Without including any images, repeat the data exactly.

Entries with figure data:
START
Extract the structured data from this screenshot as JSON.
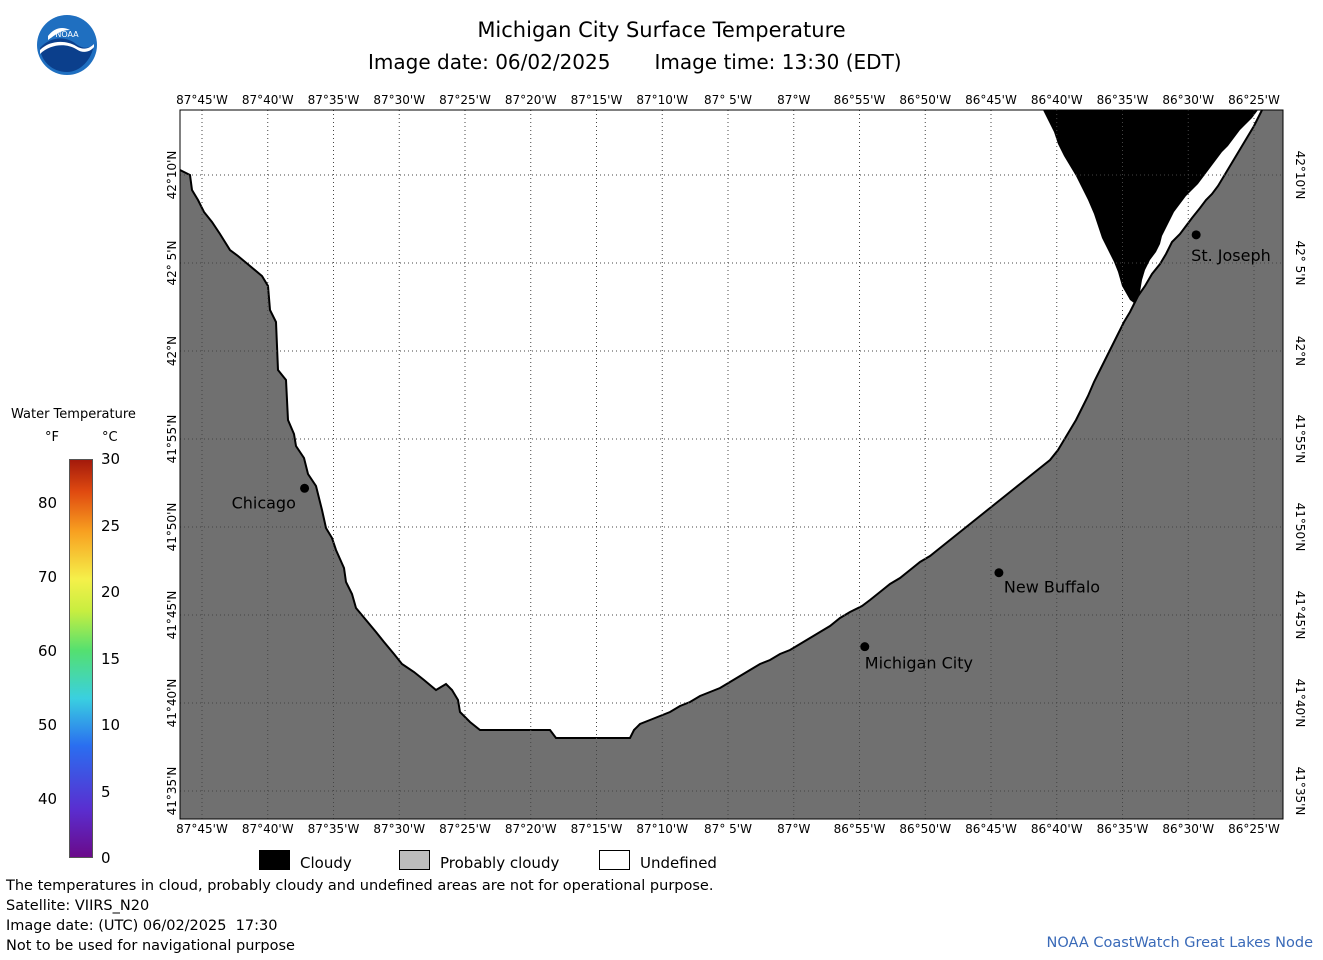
{
  "header": {
    "title": "Michigan City Surface Temperature",
    "image_date": "Image date: 06/02/2025",
    "image_time": "Image time: 13:30 (EDT)"
  },
  "logo": {
    "text": "NOAA",
    "icon": "noaa-logo-icon"
  },
  "map": {
    "lon_labels": [
      "87°45'W",
      "87°40'W",
      "87°35'W",
      "87°30'W",
      "87°25'W",
      "87°20'W",
      "87°15'W",
      "87°10'W",
      "87° 5'W",
      "87°W",
      "86°55'W",
      "86°50'W",
      "86°45'W",
      "86°40'W",
      "86°35'W",
      "86°30'W",
      "86°25'W"
    ],
    "lat_labels": [
      "42°10'N",
      "42° 5'N",
      "42°N",
      "41°55'N",
      "41°50'N",
      "41°45'N",
      "41°40'N",
      "41°35'N"
    ],
    "cities": [
      {
        "name": "Chicago",
        "lat": 41.87,
        "lon": -87.62
      },
      {
        "name": "St. Joseph",
        "lat": 42.11,
        "lon": -86.49
      },
      {
        "name": "New Buffalo",
        "lat": 41.79,
        "lon": -86.74
      },
      {
        "name": "Michigan City",
        "lat": 41.72,
        "lon": -86.91
      }
    ],
    "colors": {
      "land": "#707070",
      "cloudy": "#000000",
      "undefined": "#ffffff",
      "grid": "#555555"
    }
  },
  "legend": {
    "title": "Water Temperature",
    "unit_f": "°F",
    "unit_c": "°C",
    "ticks_f": [
      "80",
      "70",
      "60",
      "50",
      "40"
    ],
    "ticks_c": [
      "30",
      "25",
      "20",
      "15",
      "10",
      "5",
      "0"
    ],
    "range_f": [
      32,
      86
    ],
    "range_c": [
      0,
      30
    ]
  },
  "key": [
    {
      "label": "Cloudy",
      "color": "#000000"
    },
    {
      "label": "Probably cloudy",
      "color": "#bdbdbd"
    },
    {
      "label": "Undefined",
      "color": "#ffffff"
    }
  ],
  "footer": {
    "line1": "The temperatures in cloud, probably cloudy and undefined areas are not for operational purpose.",
    "line2": "Satellite: VIIRS_N20",
    "line3": "Image date: (UTC) 06/02/2025  17:30",
    "line4": "Not to be used for navigational purpose",
    "credit": "NOAA CoastWatch Great Lakes Node"
  }
}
END
WRITTEN SOLUTION:
Extract the structured data from this screenshot as JSON.
{
  "header": {
    "title": "Michigan City Surface Temperature",
    "image_date": "Image date: 06/02/2025",
    "image_time": "Image time: 13:30 (EDT)"
  },
  "logo": {
    "text": "NOAA",
    "icon": "noaa-logo-icon"
  },
  "map": {
    "lon_labels": [
      "87°45'W",
      "87°40'W",
      "87°35'W",
      "87°30'W",
      "87°25'W",
      "87°20'W",
      "87°15'W",
      "87°10'W",
      "87° 5'W",
      "87°W",
      "86°55'W",
      "86°50'W",
      "86°45'W",
      "86°40'W",
      "86°35'W",
      "86°30'W",
      "86°25'W"
    ],
    "lat_labels": [
      "42°10'N",
      "42° 5'N",
      "42°N",
      "41°55'N",
      "41°50'N",
      "41°45'N",
      "41°40'N",
      "41°35'N"
    ],
    "cities": [
      {
        "name": "Chicago",
        "lat": 41.87,
        "lon": -87.62
      },
      {
        "name": "St. Joseph",
        "lat": 42.11,
        "lon": -86.49
      },
      {
        "name": "New Buffalo",
        "lat": 41.79,
        "lon": -86.74
      },
      {
        "name": "Michigan City",
        "lat": 41.72,
        "lon": -86.91
      }
    ],
    "colors": {
      "land": "#707070",
      "cloudy": "#000000",
      "undefined": "#ffffff",
      "grid": "#555555"
    }
  },
  "legend": {
    "title": "Water Temperature",
    "unit_f": "°F",
    "unit_c": "°C",
    "ticks_f": [
      "80",
      "70",
      "60",
      "50",
      "40"
    ],
    "ticks_c": [
      "30",
      "25",
      "20",
      "15",
      "10",
      "5",
      "0"
    ],
    "range_f": [
      32,
      86
    ],
    "range_c": [
      0,
      30
    ]
  },
  "key": [
    {
      "label": "Cloudy",
      "color": "#000000"
    },
    {
      "label": "Probably cloudy",
      "color": "#bdbdbd"
    },
    {
      "label": "Undefined",
      "color": "#ffffff"
    }
  ],
  "footer": {
    "line1": "The temperatures in cloud, probably cloudy and undefined areas are not for operational purpose.",
    "line2": "Satellite: VIIRS_N20",
    "line3": "Image date: (UTC) 06/02/2025  17:30",
    "line4": "Not to be used for navigational purpose",
    "credit": "NOAA CoastWatch Great Lakes Node"
  }
}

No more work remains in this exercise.